▶ [EXERCISE BRIEF] Return all the data below as it stands, minus the pictures.

---- PROVIDED DATA

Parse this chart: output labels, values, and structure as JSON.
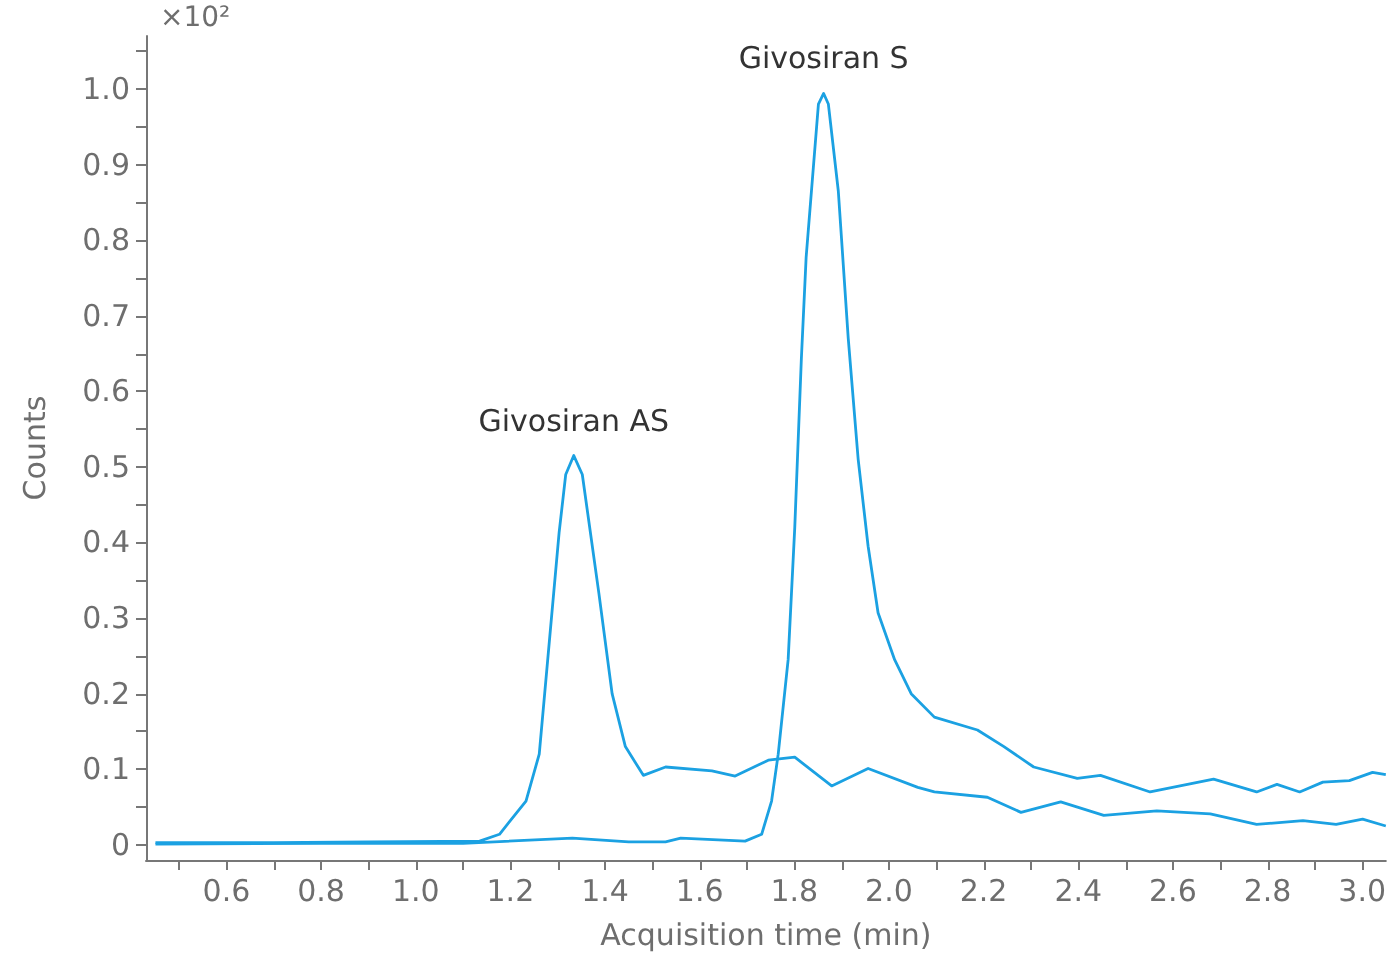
{
  "chart_data": {
    "type": "line",
    "xlabel": "Acquisition time (min)",
    "ylabel": "Counts",
    "annotations": [
      "×10²"
    ],
    "xlim": [
      0.43,
      3.05
    ],
    "ylim": [
      -0.02,
      1.07
    ],
    "xticks": [
      {
        "value": 0.5,
        "label": null
      },
      "0.6",
      {
        "value": 0.7,
        "label": null
      },
      "0.8",
      {
        "value": 0.9,
        "label": null
      },
      {
        "value": 1,
        "label": "1.0"
      },
      {
        "value": 1.1,
        "label": null
      },
      1.2,
      {
        "value": 1.3,
        "label": null
      },
      1.4,
      {
        "value": 1.5,
        "label": null
      },
      1.6,
      {
        "value": 1.7,
        "label": null
      },
      1.8,
      {
        "value": 1.9,
        "label": null
      },
      {
        "value": 2,
        "label": "2.0"
      },
      {
        "value": 2.1,
        "label": null
      },
      2.2,
      {
        "value": 2.3,
        "label": null
      },
      2.4,
      {
        "value": 2.5,
        "label": null
      },
      2.6,
      {
        "value": 2.7,
        "label": null
      },
      2.8,
      {
        "value": 2.9,
        "label": null
      },
      {
        "value": 3,
        "label": "3.0"
      }
    ],
    "yticks": [
      0,
      {
        "value": 0.05,
        "label": null
      },
      0.1,
      {
        "value": 0.15,
        "label": null
      },
      0.2,
      {
        "value": 0.25,
        "label": null
      },
      0.3,
      {
        "value": 0.35,
        "label": null
      },
      0.4,
      {
        "value": 0.45,
        "label": null
      },
      0.5,
      {
        "value": 0.55,
        "label": null
      },
      0.6,
      {
        "value": 0.65,
        "label": null
      },
      0.7,
      {
        "value": 0.75,
        "label": null
      },
      0.8,
      {
        "value": 0.85,
        "label": null
      },
      0.9,
      {
        "value": 0.95,
        "label": null
      },
      {
        "value": 1,
        "label": "1.0"
      },
      {
        "value": 1.05,
        "label": null
      }
    ],
    "grid": false,
    "legend": false,
    "marker": "none",
    "line_style": "solid",
    "series": [
      {
        "name": "Givosiran AS",
        "color": "#1ba1e2",
        "x": [
          0.45,
          0.7,
          0.9,
          1.135,
          1.177,
          1.233,
          1.261,
          1.303,
          1.317,
          1.334,
          1.352,
          1.387,
          1.415,
          1.443,
          1.481,
          1.528,
          1.626,
          1.675,
          1.745,
          1.801,
          1.879,
          1.956,
          2.061,
          2.096,
          2.208,
          2.279,
          2.363,
          2.454,
          2.566,
          2.679,
          2.777,
          2.875,
          2.945,
          3.001,
          3.05
        ],
        "values": [
          0.003,
          0.003,
          0.004,
          0.005,
          0.014,
          0.058,
          0.12,
          0.413,
          0.49,
          0.515,
          0.49,
          0.333,
          0.2,
          0.13,
          0.092,
          0.103,
          0.098,
          0.091,
          0.112,
          0.116,
          0.078,
          0.101,
          0.076,
          0.07,
          0.063,
          0.043,
          0.057,
          0.039,
          0.045,
          0.041,
          0.027,
          0.032,
          0.027,
          0.034,
          0.025
        ]
      },
      {
        "name": "Givosiran S",
        "color": "#1ba1e2",
        "x": [
          0.45,
          0.8,
          1.1,
          1.331,
          1.45,
          1.528,
          1.56,
          1.696,
          1.731,
          1.752,
          1.766,
          1.787,
          1.801,
          1.815,
          1.825,
          1.851,
          1.862,
          1.872,
          1.893,
          1.914,
          1.935,
          1.956,
          1.977,
          2.012,
          2.047,
          2.096,
          2.187,
          2.243,
          2.306,
          2.398,
          2.447,
          2.552,
          2.686,
          2.777,
          2.82,
          2.868,
          2.917,
          2.973,
          3.022,
          3.05
        ],
        "values": [
          0.001,
          0.002,
          0.002,
          0.009,
          0.004,
          0.004,
          0.009,
          0.005,
          0.014,
          0.058,
          0.12,
          0.245,
          0.42,
          0.644,
          0.777,
          0.98,
          0.994,
          0.98,
          0.865,
          0.67,
          0.51,
          0.395,
          0.307,
          0.245,
          0.2,
          0.169,
          0.152,
          0.13,
          0.103,
          0.088,
          0.092,
          0.07,
          0.087,
          0.07,
          0.08,
          0.07,
          0.083,
          0.085,
          0.096,
          0.093
        ]
      }
    ]
  }
}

--------

▶ [ANSWER TO THE TASK]
Parse this chart: output labels, values, and structure as JSON.
{
  "chart_data": {
    "type": "line",
    "xlabel": "Acquisition time (min)",
    "ylabel": "Counts",
    "annotations": [
      "×10²"
    ],
    "xlim": [
      0.43,
      3.05
    ],
    "ylim": [
      -0.02,
      1.07
    ],
    "xticks": [
      {
        "value": 0.5,
        "label": null
      },
      "0.6",
      {
        "value": 0.7,
        "label": null
      },
      "0.8",
      {
        "value": 0.9,
        "label": null
      },
      {
        "value": 1,
        "label": "1.0"
      },
      {
        "value": 1.1,
        "label": null
      },
      1.2,
      {
        "value": 1.3,
        "label": null
      },
      1.4,
      {
        "value": 1.5,
        "label": null
      },
      1.6,
      {
        "value": 1.7,
        "label": null
      },
      1.8,
      {
        "value": 1.9,
        "label": null
      },
      {
        "value": 2,
        "label": "2.0"
      },
      {
        "value": 2.1,
        "label": null
      },
      2.2,
      {
        "value": 2.3,
        "label": null
      },
      2.4,
      {
        "value": 2.5,
        "label": null
      },
      2.6,
      {
        "value": 2.7,
        "label": null
      },
      2.8,
      {
        "value": 2.9,
        "label": null
      },
      {
        "value": 3,
        "label": "3.0"
      }
    ],
    "yticks": [
      0,
      {
        "value": 0.05,
        "label": null
      },
      0.1,
      {
        "value": 0.15,
        "label": null
      },
      0.2,
      {
        "value": 0.25,
        "label": null
      },
      0.3,
      {
        "value": 0.35,
        "label": null
      },
      0.4,
      {
        "value": 0.45,
        "label": null
      },
      0.5,
      {
        "value": 0.55,
        "label": null
      },
      0.6,
      {
        "value": 0.65,
        "label": null
      },
      0.7,
      {
        "value": 0.75,
        "label": null
      },
      0.8,
      {
        "value": 0.85,
        "label": null
      },
      0.9,
      {
        "value": 0.95,
        "label": null
      },
      {
        "value": 1,
        "label": "1.0"
      },
      {
        "value": 1.05,
        "label": null
      }
    ],
    "grid": false,
    "legend": false,
    "marker": "none",
    "line_style": "solid",
    "series": [
      {
        "name": "Givosiran AS",
        "color": "#1ba1e2",
        "x": [
          0.45,
          0.7,
          0.9,
          1.135,
          1.177,
          1.233,
          1.261,
          1.303,
          1.317,
          1.334,
          1.352,
          1.387,
          1.415,
          1.443,
          1.481,
          1.528,
          1.626,
          1.675,
          1.745,
          1.801,
          1.879,
          1.956,
          2.061,
          2.096,
          2.208,
          2.279,
          2.363,
          2.454,
          2.566,
          2.679,
          2.777,
          2.875,
          2.945,
          3.001,
          3.05
        ],
        "values": [
          0.003,
          0.003,
          0.004,
          0.005,
          0.014,
          0.058,
          0.12,
          0.413,
          0.49,
          0.515,
          0.49,
          0.333,
          0.2,
          0.13,
          0.092,
          0.103,
          0.098,
          0.091,
          0.112,
          0.116,
          0.078,
          0.101,
          0.076,
          0.07,
          0.063,
          0.043,
          0.057,
          0.039,
          0.045,
          0.041,
          0.027,
          0.032,
          0.027,
          0.034,
          0.025
        ]
      },
      {
        "name": "Givosiran S",
        "color": "#1ba1e2",
        "x": [
          0.45,
          0.8,
          1.1,
          1.331,
          1.45,
          1.528,
          1.56,
          1.696,
          1.731,
          1.752,
          1.766,
          1.787,
          1.801,
          1.815,
          1.825,
          1.851,
          1.862,
          1.872,
          1.893,
          1.914,
          1.935,
          1.956,
          1.977,
          2.012,
          2.047,
          2.096,
          2.187,
          2.243,
          2.306,
          2.398,
          2.447,
          2.552,
          2.686,
          2.777,
          2.82,
          2.868,
          2.917,
          2.973,
          3.022,
          3.05
        ],
        "values": [
          0.001,
          0.002,
          0.002,
          0.009,
          0.004,
          0.004,
          0.009,
          0.005,
          0.014,
          0.058,
          0.12,
          0.245,
          0.42,
          0.644,
          0.777,
          0.98,
          0.994,
          0.98,
          0.865,
          0.67,
          0.51,
          0.395,
          0.307,
          0.245,
          0.2,
          0.169,
          0.152,
          0.13,
          0.103,
          0.088,
          0.092,
          0.07,
          0.087,
          0.07,
          0.08,
          0.07,
          0.083,
          0.085,
          0.096,
          0.093
        ]
      }
    ]
  }
}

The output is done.